Work to be completed => Read the lines below and count those that have the word "международных". Respond with the number only.

[Stored records]

◇ ◇ ◇ ◇ ◇

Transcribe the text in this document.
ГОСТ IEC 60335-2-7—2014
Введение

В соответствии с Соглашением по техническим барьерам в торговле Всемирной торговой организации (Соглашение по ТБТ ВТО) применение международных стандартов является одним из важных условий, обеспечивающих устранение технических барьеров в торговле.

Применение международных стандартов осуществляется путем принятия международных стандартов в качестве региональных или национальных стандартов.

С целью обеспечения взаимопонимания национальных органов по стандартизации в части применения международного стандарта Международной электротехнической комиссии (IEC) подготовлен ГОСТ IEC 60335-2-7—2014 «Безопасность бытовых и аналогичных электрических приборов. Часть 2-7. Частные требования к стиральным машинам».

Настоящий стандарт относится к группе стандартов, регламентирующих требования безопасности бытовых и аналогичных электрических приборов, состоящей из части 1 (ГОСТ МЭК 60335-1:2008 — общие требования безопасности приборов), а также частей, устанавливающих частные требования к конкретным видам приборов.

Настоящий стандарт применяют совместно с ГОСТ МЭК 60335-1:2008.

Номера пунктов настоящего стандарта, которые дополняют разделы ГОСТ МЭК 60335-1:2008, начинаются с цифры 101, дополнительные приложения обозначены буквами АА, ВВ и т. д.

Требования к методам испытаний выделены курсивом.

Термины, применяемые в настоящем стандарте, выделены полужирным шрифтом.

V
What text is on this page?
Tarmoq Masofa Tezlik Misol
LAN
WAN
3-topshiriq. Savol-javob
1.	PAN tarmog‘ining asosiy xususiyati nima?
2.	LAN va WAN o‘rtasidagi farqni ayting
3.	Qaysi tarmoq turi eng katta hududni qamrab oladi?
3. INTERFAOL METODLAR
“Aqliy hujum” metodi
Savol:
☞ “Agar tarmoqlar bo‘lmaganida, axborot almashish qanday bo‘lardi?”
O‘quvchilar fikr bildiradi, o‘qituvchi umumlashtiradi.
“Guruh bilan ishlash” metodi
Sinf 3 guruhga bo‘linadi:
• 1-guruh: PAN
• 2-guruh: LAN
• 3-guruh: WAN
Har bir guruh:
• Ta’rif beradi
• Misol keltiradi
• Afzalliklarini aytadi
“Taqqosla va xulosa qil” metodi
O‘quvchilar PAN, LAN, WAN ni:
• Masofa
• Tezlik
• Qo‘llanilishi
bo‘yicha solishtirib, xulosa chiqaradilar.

◇ ◇ ◇ ◇ ◇

The solution => 2